Directions: In the material below, find every line with "object" and pull it out.

### Data listing

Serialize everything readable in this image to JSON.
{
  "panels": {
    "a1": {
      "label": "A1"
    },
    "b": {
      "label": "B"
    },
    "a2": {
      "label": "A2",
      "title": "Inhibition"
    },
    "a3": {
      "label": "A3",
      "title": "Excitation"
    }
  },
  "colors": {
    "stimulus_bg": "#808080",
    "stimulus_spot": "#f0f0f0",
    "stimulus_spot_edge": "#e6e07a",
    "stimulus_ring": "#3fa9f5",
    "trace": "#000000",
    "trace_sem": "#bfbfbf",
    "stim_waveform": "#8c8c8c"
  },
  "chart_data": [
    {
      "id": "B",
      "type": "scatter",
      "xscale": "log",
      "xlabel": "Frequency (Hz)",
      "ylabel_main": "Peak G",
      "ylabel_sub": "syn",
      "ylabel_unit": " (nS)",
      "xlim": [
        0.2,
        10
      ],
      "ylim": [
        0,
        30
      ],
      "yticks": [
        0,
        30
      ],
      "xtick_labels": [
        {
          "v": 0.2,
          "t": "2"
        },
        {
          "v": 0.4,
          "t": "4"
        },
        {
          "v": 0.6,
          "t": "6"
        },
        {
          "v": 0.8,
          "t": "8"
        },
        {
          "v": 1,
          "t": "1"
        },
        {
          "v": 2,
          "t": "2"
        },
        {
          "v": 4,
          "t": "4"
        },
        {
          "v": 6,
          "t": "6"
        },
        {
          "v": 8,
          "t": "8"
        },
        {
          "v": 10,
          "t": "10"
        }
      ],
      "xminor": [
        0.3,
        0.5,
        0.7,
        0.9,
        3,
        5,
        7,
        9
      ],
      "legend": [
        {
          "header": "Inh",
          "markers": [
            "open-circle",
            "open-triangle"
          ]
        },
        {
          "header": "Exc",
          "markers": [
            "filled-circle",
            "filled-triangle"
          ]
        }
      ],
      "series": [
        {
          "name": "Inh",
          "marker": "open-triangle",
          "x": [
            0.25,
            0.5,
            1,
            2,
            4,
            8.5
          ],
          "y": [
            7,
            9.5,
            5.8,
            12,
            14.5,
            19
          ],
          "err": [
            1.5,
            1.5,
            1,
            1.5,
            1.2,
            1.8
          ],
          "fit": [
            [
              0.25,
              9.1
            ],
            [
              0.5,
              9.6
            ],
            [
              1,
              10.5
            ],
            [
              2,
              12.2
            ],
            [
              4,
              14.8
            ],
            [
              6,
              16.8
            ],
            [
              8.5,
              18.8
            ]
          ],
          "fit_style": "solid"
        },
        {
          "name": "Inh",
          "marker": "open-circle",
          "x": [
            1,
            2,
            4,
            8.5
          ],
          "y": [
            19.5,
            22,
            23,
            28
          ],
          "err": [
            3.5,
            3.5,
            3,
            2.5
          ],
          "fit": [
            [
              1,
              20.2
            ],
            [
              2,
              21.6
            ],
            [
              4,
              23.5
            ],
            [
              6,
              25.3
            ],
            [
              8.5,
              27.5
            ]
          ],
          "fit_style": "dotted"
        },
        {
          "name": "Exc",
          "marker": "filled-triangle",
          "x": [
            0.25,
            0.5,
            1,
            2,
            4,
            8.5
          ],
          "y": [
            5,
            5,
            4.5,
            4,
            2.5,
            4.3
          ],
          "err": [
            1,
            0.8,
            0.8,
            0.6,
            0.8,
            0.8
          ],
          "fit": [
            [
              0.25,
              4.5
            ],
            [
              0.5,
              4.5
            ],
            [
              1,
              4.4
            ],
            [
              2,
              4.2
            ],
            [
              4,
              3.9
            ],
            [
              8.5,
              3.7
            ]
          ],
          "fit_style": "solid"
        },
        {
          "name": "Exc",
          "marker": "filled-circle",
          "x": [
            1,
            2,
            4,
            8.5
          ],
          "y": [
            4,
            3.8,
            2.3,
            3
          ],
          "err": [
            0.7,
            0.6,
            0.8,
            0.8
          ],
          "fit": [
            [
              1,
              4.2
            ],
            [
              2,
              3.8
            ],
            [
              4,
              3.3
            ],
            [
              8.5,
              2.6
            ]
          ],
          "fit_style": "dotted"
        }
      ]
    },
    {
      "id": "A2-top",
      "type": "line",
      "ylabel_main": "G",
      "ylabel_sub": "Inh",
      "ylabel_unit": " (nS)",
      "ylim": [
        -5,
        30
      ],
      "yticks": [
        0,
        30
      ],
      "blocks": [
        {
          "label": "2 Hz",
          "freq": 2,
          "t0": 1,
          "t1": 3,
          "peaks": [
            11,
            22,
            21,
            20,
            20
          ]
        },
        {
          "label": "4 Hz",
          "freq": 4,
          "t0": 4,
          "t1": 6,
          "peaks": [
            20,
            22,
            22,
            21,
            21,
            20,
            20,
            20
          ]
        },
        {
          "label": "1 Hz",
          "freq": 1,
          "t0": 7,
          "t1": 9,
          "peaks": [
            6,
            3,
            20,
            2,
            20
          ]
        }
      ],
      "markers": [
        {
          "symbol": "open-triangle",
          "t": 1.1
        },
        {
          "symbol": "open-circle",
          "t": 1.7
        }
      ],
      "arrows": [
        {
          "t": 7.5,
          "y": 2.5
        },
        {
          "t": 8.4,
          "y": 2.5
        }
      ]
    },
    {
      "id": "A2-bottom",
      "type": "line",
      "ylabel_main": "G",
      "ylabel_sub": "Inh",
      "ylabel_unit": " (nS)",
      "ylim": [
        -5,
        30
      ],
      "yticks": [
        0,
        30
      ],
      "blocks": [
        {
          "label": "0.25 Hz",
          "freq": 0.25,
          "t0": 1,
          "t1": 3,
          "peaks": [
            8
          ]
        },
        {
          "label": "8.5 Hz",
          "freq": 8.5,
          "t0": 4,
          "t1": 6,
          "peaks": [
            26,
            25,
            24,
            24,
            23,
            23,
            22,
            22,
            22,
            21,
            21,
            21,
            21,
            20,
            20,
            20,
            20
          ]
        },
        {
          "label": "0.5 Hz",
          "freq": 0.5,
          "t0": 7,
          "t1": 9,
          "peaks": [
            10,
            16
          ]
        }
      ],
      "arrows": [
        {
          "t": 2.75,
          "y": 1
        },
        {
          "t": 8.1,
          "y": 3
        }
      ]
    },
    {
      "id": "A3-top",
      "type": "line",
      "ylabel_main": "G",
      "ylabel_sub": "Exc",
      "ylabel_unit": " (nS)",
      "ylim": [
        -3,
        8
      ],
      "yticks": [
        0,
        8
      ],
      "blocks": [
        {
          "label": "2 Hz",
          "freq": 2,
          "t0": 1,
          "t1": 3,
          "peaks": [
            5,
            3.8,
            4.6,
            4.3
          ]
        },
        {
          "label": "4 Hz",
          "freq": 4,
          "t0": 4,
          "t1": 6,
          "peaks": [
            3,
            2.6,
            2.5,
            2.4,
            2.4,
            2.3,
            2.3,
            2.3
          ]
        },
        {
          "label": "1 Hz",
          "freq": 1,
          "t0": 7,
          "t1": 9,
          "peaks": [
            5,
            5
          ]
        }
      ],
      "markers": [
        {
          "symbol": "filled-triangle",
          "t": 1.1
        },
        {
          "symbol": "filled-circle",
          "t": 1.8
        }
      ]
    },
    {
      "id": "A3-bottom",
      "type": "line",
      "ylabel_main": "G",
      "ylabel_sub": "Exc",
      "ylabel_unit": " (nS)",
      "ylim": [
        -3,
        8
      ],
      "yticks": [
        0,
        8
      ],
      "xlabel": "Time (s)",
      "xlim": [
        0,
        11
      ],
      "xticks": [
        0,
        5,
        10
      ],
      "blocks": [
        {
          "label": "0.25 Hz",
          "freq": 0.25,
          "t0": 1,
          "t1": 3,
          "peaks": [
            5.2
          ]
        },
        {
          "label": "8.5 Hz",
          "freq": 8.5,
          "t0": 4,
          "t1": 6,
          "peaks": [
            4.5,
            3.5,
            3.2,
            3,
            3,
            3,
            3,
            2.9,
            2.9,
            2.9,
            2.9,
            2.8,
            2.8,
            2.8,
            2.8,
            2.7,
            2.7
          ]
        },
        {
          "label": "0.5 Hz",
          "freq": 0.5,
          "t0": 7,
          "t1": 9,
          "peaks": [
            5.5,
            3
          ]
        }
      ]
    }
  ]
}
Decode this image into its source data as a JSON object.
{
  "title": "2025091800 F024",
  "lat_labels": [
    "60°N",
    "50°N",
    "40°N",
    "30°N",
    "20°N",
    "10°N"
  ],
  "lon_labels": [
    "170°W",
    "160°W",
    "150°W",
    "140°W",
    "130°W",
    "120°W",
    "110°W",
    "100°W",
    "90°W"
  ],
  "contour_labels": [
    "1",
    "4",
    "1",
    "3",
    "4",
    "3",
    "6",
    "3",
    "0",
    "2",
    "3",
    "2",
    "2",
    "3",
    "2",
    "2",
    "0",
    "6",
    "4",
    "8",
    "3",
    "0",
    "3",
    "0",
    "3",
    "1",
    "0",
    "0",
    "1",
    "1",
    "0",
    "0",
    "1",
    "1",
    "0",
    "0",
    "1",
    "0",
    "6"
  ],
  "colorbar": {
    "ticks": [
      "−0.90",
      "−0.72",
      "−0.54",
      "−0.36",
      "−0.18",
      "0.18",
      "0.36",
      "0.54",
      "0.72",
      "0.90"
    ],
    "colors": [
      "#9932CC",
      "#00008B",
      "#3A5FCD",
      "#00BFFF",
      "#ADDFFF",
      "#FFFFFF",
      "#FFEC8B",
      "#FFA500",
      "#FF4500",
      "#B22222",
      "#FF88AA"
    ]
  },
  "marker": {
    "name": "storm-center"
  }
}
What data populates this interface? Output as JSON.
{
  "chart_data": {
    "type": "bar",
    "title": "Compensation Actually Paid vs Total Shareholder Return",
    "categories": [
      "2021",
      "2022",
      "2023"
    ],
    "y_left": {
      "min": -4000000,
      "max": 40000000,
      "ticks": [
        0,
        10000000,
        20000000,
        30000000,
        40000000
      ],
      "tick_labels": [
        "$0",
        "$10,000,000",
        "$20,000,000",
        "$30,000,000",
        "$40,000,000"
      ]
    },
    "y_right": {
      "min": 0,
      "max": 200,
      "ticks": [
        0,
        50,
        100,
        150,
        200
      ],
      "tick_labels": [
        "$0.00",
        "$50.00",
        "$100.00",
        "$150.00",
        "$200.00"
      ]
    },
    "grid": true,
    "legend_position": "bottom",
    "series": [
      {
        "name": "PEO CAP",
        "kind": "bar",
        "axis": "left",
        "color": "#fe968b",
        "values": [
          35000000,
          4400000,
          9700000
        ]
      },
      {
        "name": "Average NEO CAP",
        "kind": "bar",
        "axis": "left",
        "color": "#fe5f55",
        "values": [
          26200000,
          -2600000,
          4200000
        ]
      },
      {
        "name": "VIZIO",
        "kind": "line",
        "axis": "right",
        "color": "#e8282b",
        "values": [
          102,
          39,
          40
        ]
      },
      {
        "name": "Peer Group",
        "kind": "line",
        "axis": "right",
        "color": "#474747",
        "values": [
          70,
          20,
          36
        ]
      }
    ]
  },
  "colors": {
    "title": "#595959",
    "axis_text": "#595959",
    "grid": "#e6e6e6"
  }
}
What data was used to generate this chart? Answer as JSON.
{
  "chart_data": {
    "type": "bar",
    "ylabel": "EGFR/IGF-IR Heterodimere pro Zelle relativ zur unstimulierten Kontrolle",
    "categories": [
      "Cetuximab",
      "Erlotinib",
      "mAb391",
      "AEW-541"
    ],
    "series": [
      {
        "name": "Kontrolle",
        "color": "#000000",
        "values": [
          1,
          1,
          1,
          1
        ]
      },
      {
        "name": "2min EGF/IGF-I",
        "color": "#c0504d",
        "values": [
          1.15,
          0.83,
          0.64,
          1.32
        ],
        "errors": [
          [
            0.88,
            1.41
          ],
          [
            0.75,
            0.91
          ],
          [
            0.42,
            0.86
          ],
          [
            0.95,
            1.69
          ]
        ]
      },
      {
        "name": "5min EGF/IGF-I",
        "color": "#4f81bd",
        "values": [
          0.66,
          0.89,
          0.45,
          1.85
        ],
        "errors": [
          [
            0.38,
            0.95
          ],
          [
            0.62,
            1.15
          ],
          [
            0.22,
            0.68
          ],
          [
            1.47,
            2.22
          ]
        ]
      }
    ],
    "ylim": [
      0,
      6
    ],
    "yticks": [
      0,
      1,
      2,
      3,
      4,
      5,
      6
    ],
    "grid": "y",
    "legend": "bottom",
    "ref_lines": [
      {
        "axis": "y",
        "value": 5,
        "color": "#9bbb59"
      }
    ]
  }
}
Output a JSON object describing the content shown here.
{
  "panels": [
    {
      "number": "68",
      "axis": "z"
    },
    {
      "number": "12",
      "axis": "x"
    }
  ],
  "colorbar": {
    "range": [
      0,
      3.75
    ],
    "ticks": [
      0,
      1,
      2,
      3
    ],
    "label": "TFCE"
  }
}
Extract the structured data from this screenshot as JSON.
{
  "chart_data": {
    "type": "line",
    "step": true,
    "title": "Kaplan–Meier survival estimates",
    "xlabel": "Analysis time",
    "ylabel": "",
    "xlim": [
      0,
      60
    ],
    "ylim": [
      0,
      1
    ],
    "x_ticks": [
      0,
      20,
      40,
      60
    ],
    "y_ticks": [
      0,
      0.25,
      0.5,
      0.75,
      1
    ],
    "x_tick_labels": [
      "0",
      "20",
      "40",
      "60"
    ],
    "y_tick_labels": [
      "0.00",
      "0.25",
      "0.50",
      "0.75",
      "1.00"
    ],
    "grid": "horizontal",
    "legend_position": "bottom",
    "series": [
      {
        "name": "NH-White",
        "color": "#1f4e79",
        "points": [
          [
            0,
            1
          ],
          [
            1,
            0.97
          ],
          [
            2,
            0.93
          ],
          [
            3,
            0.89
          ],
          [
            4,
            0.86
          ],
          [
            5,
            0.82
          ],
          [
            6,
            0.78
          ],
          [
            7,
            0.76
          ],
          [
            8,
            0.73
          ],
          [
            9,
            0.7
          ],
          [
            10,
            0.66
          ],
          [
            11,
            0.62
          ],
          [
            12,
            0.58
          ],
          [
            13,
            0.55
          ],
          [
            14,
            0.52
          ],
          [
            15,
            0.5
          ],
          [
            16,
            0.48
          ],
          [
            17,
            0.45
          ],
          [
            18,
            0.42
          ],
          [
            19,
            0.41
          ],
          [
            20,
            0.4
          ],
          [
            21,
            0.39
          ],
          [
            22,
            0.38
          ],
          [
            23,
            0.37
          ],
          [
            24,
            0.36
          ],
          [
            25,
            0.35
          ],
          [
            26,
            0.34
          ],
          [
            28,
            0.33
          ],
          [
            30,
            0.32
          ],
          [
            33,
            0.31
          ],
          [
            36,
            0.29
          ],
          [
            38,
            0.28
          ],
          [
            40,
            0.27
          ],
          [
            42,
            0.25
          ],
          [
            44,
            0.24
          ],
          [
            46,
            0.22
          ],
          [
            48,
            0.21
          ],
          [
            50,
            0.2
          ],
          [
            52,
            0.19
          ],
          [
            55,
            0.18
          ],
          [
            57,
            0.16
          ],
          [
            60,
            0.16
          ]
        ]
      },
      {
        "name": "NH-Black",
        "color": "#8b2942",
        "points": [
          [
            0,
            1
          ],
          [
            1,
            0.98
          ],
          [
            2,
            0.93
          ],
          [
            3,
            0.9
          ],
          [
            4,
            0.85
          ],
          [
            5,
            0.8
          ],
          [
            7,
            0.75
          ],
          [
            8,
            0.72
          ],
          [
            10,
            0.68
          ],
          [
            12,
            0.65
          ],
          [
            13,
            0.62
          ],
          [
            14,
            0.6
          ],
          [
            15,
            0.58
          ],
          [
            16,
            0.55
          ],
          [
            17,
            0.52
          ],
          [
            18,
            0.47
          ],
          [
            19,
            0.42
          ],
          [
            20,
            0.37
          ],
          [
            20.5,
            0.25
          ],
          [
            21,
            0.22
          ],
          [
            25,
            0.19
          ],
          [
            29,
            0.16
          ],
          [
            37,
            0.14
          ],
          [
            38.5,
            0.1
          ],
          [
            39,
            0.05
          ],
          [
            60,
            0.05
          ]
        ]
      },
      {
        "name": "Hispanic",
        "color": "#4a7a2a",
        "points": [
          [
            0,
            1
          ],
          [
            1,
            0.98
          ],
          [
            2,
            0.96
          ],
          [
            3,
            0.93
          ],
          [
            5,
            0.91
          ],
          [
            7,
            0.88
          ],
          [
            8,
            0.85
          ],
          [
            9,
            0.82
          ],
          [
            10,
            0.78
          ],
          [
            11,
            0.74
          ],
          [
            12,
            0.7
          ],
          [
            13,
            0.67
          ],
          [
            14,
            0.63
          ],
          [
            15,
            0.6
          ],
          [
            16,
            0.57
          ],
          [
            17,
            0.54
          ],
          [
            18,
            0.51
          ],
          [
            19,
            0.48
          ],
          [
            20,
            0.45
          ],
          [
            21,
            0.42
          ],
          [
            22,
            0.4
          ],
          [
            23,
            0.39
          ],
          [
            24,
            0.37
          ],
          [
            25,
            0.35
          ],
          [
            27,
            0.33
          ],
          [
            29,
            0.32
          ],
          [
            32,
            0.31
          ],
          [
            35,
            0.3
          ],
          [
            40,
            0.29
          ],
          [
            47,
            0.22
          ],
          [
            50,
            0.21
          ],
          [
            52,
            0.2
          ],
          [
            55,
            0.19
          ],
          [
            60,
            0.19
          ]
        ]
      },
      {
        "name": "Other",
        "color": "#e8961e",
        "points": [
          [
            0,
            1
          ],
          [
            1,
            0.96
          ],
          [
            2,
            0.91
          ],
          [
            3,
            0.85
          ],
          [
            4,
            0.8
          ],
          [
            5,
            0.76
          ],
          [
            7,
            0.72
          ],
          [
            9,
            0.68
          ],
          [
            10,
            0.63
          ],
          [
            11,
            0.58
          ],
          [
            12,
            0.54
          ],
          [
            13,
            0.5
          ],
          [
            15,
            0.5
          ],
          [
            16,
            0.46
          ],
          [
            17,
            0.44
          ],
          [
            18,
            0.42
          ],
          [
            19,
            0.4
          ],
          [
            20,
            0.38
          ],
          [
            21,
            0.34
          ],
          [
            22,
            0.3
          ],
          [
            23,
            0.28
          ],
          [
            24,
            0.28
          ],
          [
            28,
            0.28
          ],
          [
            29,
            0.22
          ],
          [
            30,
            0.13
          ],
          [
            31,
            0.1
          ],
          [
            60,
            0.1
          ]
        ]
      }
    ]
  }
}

######

In response:
Decode this image into its source data as a JSON object.
Output a JSON object describing the content shown here.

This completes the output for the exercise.